== Exercise directions ==
Output all the material that follows, exactly as given.

(Chart and figure data)
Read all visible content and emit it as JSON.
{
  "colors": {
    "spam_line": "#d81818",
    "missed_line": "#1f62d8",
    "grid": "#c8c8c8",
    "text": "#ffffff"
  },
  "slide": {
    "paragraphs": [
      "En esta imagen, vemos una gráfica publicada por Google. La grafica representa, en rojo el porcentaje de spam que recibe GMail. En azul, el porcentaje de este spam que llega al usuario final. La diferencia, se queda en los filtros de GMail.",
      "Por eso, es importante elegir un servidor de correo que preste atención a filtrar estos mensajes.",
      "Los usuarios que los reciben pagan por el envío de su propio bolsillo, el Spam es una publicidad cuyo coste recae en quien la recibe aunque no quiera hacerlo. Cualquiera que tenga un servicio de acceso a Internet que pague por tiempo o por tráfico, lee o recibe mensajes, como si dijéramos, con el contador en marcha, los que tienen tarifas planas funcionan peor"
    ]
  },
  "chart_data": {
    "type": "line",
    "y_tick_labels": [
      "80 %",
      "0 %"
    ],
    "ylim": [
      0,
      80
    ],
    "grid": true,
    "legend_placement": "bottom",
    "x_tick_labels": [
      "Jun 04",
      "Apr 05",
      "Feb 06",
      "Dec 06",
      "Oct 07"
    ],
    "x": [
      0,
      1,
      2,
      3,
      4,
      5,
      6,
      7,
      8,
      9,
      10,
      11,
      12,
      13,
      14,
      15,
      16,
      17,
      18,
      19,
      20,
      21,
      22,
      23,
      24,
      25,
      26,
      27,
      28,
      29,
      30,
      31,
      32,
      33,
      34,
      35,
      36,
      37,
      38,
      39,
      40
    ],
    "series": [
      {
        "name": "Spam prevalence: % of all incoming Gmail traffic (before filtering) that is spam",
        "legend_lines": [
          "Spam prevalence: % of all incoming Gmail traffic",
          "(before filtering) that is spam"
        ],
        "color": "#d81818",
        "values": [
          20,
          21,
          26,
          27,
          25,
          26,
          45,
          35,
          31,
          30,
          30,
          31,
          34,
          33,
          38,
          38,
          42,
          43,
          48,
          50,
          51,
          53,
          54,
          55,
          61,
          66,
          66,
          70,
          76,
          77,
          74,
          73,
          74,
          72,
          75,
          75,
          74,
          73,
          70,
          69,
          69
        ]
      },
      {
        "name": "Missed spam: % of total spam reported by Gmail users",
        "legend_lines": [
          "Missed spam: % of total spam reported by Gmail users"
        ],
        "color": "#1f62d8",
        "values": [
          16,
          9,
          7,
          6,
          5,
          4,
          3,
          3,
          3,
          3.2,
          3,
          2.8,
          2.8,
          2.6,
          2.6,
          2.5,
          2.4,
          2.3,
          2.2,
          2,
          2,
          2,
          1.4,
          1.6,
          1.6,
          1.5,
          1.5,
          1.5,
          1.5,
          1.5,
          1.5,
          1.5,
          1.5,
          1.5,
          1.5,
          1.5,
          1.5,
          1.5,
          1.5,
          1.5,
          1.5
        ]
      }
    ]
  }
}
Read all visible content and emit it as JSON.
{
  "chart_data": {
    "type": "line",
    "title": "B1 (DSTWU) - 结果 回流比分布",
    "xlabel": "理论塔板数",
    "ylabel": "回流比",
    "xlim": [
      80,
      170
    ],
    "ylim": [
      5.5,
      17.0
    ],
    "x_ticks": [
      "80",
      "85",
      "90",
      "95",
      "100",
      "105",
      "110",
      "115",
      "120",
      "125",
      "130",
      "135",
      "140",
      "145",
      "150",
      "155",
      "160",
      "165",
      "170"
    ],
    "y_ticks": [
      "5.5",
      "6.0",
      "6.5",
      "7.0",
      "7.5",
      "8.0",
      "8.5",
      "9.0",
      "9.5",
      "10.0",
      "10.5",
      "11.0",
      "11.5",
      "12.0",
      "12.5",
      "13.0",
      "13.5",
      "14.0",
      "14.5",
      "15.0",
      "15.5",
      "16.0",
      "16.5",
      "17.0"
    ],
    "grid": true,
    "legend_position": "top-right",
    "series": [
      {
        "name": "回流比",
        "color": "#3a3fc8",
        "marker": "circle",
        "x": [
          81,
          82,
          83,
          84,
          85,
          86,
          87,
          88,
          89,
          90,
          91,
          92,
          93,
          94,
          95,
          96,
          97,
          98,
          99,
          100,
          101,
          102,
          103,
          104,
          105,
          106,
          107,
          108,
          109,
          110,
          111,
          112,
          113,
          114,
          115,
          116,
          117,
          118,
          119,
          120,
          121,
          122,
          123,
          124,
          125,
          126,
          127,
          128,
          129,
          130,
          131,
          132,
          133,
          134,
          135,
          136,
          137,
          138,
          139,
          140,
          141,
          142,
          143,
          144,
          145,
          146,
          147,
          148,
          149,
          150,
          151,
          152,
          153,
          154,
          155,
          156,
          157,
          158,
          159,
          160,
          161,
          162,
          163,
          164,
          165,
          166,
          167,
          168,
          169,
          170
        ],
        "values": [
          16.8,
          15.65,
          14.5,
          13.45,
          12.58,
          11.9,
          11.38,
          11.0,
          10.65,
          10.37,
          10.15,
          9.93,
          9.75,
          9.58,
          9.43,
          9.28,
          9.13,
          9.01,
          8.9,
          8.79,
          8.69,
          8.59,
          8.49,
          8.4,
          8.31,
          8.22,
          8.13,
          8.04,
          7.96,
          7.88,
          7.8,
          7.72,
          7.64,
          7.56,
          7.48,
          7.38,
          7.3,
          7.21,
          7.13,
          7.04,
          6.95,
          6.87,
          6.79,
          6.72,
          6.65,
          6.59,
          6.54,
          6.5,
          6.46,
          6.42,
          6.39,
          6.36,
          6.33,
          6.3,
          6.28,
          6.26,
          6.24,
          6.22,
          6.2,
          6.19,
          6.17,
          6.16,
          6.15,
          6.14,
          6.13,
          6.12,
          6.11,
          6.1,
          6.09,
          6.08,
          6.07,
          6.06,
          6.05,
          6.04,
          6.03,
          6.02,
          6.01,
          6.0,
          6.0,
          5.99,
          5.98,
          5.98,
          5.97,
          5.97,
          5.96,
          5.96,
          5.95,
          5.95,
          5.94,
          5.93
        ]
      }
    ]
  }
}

== Solution to this problem ==
Read all visible content and emit it as JSON.
{
  "colors": {
    "spam_line": "#d81818",
    "missed_line": "#1f62d8",
    "grid": "#c8c8c8",
    "text": "#ffffff"
  },
  "slide": {
    "paragraphs": [
      "En esta imagen, vemos una gráfica publicada por Google. La grafica representa, en rojo el porcentaje de spam que recibe GMail. En azul, el porcentaje de este spam que llega al usuario final. La diferencia, se queda en los filtros de GMail.",
      "Por eso, es importante elegir un servidor de correo que preste atención a filtrar estos mensajes.",
      "Los usuarios que los reciben pagan por el envío de su propio bolsillo, el Spam es una publicidad cuyo coste recae en quien la recibe aunque no quiera hacerlo. Cualquiera que tenga un servicio de acceso a Internet que pague por tiempo o por tráfico, lee o recibe mensajes, como si dijéramos, con el contador en marcha, los que tienen tarifas planas funcionan peor"
    ]
  },
  "chart_data": {
    "type": "line",
    "y_tick_labels": [
      "80 %",
      "0 %"
    ],
    "ylim": [
      0,
      80
    ],
    "grid": true,
    "legend_placement": "bottom",
    "x_tick_labels": [
      "Jun 04",
      "Apr 05",
      "Feb 06",
      "Dec 06",
      "Oct 07"
    ],
    "x": [
      0,
      1,
      2,
      3,
      4,
      5,
      6,
      7,
      8,
      9,
      10,
      11,
      12,
      13,
      14,
      15,
      16,
      17,
      18,
      19,
      20,
      21,
      22,
      23,
      24,
      25,
      26,
      27,
      28,
      29,
      30,
      31,
      32,
      33,
      34,
      35,
      36,
      37,
      38,
      39,
      40
    ],
    "series": [
      {
        "name": "Spam prevalence: % of all incoming Gmail traffic (before filtering) that is spam",
        "legend_lines": [
          "Spam prevalence: % of all incoming Gmail traffic",
          "(before filtering) that is spam"
        ],
        "color": "#d81818",
        "values": [
          20,
          21,
          26,
          27,
          25,
          26,
          45,
          35,
          31,
          30,
          30,
          31,
          34,
          33,
          38,
          38,
          42,
          43,
          48,
          50,
          51,
          53,
          54,
          55,
          61,
          66,
          66,
          70,
          76,
          77,
          74,
          73,
          74,
          72,
          75,
          75,
          74,
          73,
          70,
          69,
          69
        ]
      },
      {
        "name": "Missed spam: % of total spam reported by Gmail users",
        "legend_lines": [
          "Missed spam: % of total spam reported by Gmail users"
        ],
        "color": "#1f62d8",
        "values": [
          16,
          9,
          7,
          6,
          5,
          4,
          3,
          3,
          3,
          3.2,
          3,
          2.8,
          2.8,
          2.6,
          2.6,
          2.5,
          2.4,
          2.3,
          2.2,
          2,
          2,
          2,
          1.4,
          1.6,
          1.6,
          1.5,
          1.5,
          1.5,
          1.5,
          1.5,
          1.5,
          1.5,
          1.5,
          1.5,
          1.5,
          1.5,
          1.5,
          1.5,
          1.5,
          1.5,
          1.5
        ]
      }
    ]
  }
}
Read all visible content and emit it as JSON.
{
  "chart_data": {
    "type": "line",
    "title": "B1 (DSTWU) - 结果 回流比分布",
    "xlabel": "理论塔板数",
    "ylabel": "回流比",
    "xlim": [
      80,
      170
    ],
    "ylim": [
      5.5,
      17.0
    ],
    "x_ticks": [
      "80",
      "85",
      "90",
      "95",
      "100",
      "105",
      "110",
      "115",
      "120",
      "125",
      "130",
      "135",
      "140",
      "145",
      "150",
      "155",
      "160",
      "165",
      "170"
    ],
    "y_ticks": [
      "5.5",
      "6.0",
      "6.5",
      "7.0",
      "7.5",
      "8.0",
      "8.5",
      "9.0",
      "9.5",
      "10.0",
      "10.5",
      "11.0",
      "11.5",
      "12.0",
      "12.5",
      "13.0",
      "13.5",
      "14.0",
      "14.5",
      "15.0",
      "15.5",
      "16.0",
      "16.5",
      "17.0"
    ],
    "grid": true,
    "legend_position": "top-right",
    "series": [
      {
        "name": "回流比",
        "color": "#3a3fc8",
        "marker": "circle",
        "x": [
          81,
          82,
          83,
          84,
          85,
          86,
          87,
          88,
          89,
          90,
          91,
          92,
          93,
          94,
          95,
          96,
          97,
          98,
          99,
          100,
          101,
          102,
          103,
          104,
          105,
          106,
          107,
          108,
          109,
          110,
          111,
          112,
          113,
          114,
          115,
          116,
          117,
          118,
          119,
          120,
          121,
          122,
          123,
          124,
          125,
          126,
          127,
          128,
          129,
          130,
          131,
          132,
          133,
          134,
          135,
          136,
          137,
          138,
          139,
          140,
          141,
          142,
          143,
          144,
          145,
          146,
          147,
          148,
          149,
          150,
          151,
          152,
          153,
          154,
          155,
          156,
          157,
          158,
          159,
          160,
          161,
          162,
          163,
          164,
          165,
          166,
          167,
          168,
          169,
          170
        ],
        "values": [
          16.8,
          15.65,
          14.5,
          13.45,
          12.58,
          11.9,
          11.38,
          11.0,
          10.65,
          10.37,
          10.15,
          9.93,
          9.75,
          9.58,
          9.43,
          9.28,
          9.13,
          9.01,
          8.9,
          8.79,
          8.69,
          8.59,
          8.49,
          8.4,
          8.31,
          8.22,
          8.13,
          8.04,
          7.96,
          7.88,
          7.8,
          7.72,
          7.64,
          7.56,
          7.48,
          7.38,
          7.3,
          7.21,
          7.13,
          7.04,
          6.95,
          6.87,
          6.79,
          6.72,
          6.65,
          6.59,
          6.54,
          6.5,
          6.46,
          6.42,
          6.39,
          6.36,
          6.33,
          6.3,
          6.28,
          6.26,
          6.24,
          6.22,
          6.2,
          6.19,
          6.17,
          6.16,
          6.15,
          6.14,
          6.13,
          6.12,
          6.11,
          6.1,
          6.09,
          6.08,
          6.07,
          6.06,
          6.05,
          6.04,
          6.03,
          6.02,
          6.01,
          6.0,
          6.0,
          5.99,
          5.98,
          5.98,
          5.97,
          5.97,
          5.96,
          5.96,
          5.95,
          5.95,
          5.94,
          5.93
        ]
      }
    ]
  }
}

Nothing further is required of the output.